# DATA SECTION start
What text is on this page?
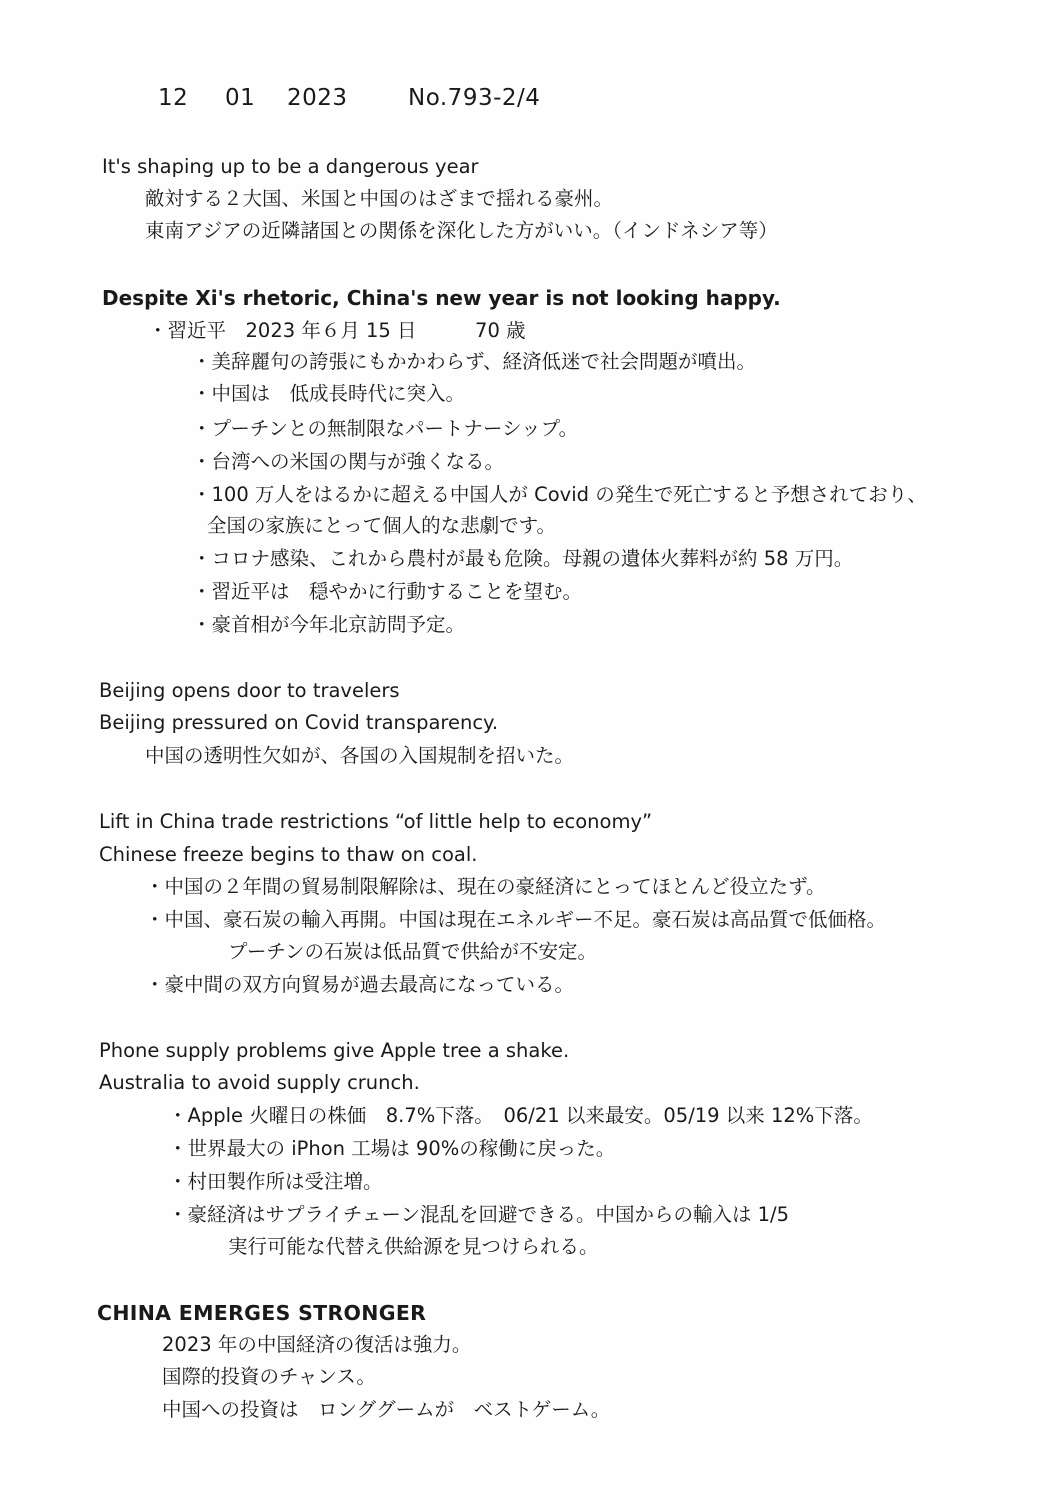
12 01 2023	No.793-2/4
It's shaping up to be a dangerous year
敵対する２大国、米国と中国のはざまで揺れる豪州。
東南アジアの近隣諸国との関係を深化した方がいい。（インドネシア等）
Despite Xi's rhetoric, China's new year is not looking happy.
・習近平　2023 年６月 15 日　　　70 歳
・美辞麗句の誇張にもかかわらず、経済低迷で社会問題が噴出。
・中国は　低成長時代に突入。
・プーチンとの無制限なパートナーシップ。
・台湾への米国の関与が強くなる。
・100 万人をはるかに超える中国人が Covid の発生で死亡すると予想されており、
全国の家族にとって個人的な悲劇です。
・コロナ感染、これから農村が最も危険。母親の遺体火葬料が約 58 万円。
・習近平は　穏やかに行動することを望む。
・豪首相が今年北京訪問予定。
Beijing opens door to travelers
Beijing pressured on Covid transparency.
中国の透明性欠如が、各国の入国規制を招いた。
Lift in China trade restrictions “of little help to economy”
Chinese freeze begins to thaw on coal.
・中国の２年間の貿易制限解除は、現在の豪経済にとってほとんど役立たず。
・中国、豪石炭の輸入再開。中国は現在エネルギー不足。豪石炭は高品質で低価格。
プーチンの石炭は低品質で供給が不安定。
・豪中間の双方向貿易が過去最高になっている。
Phone supply problems give Apple tree a shake.
Australia to avoid supply crunch.
・Apple 火曜日の株価　8.7%下落。　06/21 以来最安。05/19 以来 12%下落。
・世界最大の iPhon 工場は 90%の稼働に戻った。
・村田製作所は受注増。
・豪経済はサプライチェーン混乱を回避できる。中国からの輸入は 1/5
実行可能な代替え供給源を見つけられる。
CHINA EMERGES STRONGER
2023 年の中国経済の復活は強力。
国際的投資のチャンス。
中国への投資は　ロンググームが　ベストゲーム。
# DATA SECTION end
> [PROBLEM]
Exact duplication of all the records is required; pictures are omitted from the copy.

> [EXERCISE SOLUTION]
What text is on this page?
12 01 2023	No.793-2/4
It's shaping up to be a dangerous year
敵対する２大国、米国と中国のはざまで揺れる豪州。
東南アジアの近隣諸国との関係を深化した方がいい。（インドネシア等）
Despite Xi's rhetoric, China's new year is not looking happy.
・習近平　2023 年６月 15 日　　　70 歳
・美辞麗句の誇張にもかかわらず、経済低迷で社会問題が噴出。
・中国は　低成長時代に突入。
・プーチンとの無制限なパートナーシップ。
・台湾への米国の関与が強くなる。
・100 万人をはるかに超える中国人が Covid の発生で死亡すると予想されており、
全国の家族にとって個人的な悲劇です。
・コロナ感染、これから農村が最も危険。母親の遺体火葬料が約 58 万円。
・習近平は　穏やかに行動することを望む。
・豪首相が今年北京訪問予定。
Beijing opens door to travelers
Beijing pressured on Covid transparency.
中国の透明性欠如が、各国の入国規制を招いた。
Lift in China trade restrictions “of little help to economy”
Chinese freeze begins to thaw on coal.
・中国の２年間の貿易制限解除は、現在の豪経済にとってほとんど役立たず。
・中国、豪石炭の輸入再開。中国は現在エネルギー不足。豪石炭は高品質で低価格。
プーチンの石炭は低品質で供給が不安定。
・豪中間の双方向貿易が過去最高になっている。
Phone supply problems give Apple tree a shake.
Australia to avoid supply crunch.
・Apple 火曜日の株価　8.7%下落。　06/21 以来最安。05/19 以来 12%下落。
・世界最大の iPhon 工場は 90%の稼働に戻った。
・村田製作所は受注増。
・豪経済はサプライチェーン混乱を回避できる。中国からの輸入は 1/5
実行可能な代替え供給源を見つけられる。
CHINA EMERGES STRONGER
2023 年の中国経済の復活は強力。
国際的投資のチャンス。
中国への投資は　ロンググームが　ベストゲーム。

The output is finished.